Aim of the exercise: Look for the string "配备必要的应急救援器材" in the lines and copy each line that has it.

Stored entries
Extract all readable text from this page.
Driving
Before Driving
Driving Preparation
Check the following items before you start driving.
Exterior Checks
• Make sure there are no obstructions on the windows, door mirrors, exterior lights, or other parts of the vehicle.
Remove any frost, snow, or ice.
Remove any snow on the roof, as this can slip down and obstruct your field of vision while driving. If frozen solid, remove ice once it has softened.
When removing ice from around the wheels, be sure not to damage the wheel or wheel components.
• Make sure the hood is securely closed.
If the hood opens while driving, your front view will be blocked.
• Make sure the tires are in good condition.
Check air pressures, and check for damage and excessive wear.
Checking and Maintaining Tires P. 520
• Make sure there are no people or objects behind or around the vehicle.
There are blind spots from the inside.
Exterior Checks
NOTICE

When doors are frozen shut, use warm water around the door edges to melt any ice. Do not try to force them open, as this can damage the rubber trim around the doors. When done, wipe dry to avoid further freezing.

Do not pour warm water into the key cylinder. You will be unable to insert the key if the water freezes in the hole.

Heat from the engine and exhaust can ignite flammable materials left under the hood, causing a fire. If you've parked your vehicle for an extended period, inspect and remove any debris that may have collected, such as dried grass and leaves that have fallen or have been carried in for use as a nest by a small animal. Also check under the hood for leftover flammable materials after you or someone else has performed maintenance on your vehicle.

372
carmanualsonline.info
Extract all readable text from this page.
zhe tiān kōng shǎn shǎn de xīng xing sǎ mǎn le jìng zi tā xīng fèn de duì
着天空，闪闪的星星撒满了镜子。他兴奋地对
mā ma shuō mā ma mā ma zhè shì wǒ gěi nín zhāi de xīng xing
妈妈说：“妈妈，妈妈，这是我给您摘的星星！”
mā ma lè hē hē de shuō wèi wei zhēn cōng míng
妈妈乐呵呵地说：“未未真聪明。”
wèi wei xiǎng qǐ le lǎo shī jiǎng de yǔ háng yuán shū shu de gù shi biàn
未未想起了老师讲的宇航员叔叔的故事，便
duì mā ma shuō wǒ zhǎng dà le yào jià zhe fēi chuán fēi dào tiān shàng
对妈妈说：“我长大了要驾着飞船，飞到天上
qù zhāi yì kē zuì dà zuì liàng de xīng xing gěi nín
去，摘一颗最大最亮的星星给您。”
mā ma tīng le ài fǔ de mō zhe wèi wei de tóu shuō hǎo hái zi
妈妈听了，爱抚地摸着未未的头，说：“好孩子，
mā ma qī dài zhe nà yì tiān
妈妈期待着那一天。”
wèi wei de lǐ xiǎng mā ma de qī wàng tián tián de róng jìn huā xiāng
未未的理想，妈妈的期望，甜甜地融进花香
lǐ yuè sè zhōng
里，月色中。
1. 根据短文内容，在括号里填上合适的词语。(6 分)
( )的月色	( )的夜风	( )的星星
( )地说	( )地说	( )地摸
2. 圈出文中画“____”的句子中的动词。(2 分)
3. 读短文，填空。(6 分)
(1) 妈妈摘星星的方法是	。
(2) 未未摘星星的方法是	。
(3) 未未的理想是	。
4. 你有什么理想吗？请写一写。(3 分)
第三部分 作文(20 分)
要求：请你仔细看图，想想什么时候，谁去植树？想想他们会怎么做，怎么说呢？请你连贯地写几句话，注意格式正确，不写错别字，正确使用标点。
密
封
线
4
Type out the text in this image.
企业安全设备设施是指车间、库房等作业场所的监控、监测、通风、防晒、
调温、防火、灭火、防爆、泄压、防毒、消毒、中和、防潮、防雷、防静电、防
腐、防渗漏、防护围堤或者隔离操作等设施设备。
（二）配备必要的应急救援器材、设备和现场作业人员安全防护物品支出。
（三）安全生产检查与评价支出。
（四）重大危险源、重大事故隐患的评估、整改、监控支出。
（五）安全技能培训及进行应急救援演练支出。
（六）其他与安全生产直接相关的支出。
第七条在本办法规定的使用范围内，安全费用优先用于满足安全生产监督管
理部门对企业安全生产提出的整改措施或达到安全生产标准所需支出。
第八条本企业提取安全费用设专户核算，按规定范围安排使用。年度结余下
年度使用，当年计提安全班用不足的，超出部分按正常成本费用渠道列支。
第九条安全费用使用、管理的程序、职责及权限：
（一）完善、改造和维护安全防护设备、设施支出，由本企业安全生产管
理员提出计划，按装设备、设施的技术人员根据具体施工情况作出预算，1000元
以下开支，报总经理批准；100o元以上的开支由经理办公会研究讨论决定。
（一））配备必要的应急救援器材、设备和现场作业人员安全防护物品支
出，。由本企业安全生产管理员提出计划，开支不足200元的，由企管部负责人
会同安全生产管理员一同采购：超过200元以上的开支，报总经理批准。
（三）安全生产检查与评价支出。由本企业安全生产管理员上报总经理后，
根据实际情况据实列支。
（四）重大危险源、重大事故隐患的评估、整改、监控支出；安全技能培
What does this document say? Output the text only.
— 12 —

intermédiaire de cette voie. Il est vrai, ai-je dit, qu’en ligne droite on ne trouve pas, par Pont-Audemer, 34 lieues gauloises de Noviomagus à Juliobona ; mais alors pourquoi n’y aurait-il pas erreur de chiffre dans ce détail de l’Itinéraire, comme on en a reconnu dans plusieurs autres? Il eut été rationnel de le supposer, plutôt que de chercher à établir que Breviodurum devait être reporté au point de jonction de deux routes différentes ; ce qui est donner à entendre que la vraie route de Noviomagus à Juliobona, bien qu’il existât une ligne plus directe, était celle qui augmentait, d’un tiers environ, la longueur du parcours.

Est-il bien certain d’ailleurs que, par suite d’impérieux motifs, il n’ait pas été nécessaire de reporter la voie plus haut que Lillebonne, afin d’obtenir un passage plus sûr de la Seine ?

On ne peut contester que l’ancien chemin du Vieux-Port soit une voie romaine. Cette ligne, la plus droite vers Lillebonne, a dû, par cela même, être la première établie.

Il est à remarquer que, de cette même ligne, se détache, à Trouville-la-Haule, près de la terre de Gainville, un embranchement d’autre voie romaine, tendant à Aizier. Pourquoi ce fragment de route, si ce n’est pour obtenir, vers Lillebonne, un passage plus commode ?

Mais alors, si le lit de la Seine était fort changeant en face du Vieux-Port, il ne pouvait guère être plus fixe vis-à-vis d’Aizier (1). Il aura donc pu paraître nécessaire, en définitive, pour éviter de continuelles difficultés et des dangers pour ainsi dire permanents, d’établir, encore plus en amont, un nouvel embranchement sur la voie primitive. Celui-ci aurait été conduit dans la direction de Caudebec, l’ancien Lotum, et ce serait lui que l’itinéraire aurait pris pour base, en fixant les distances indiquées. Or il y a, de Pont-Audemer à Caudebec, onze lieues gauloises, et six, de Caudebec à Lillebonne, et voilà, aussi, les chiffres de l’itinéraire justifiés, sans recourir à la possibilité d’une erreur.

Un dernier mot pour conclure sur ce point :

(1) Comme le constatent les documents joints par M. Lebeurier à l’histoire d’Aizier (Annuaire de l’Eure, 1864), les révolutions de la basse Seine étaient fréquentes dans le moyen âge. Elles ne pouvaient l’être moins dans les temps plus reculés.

Final result:
（二）配备必要的应急救援器材、设备和现场作业人员安全防护物品支出。
（一））配备必要的应急救援器材、设备和现场作业人员安全防护物品支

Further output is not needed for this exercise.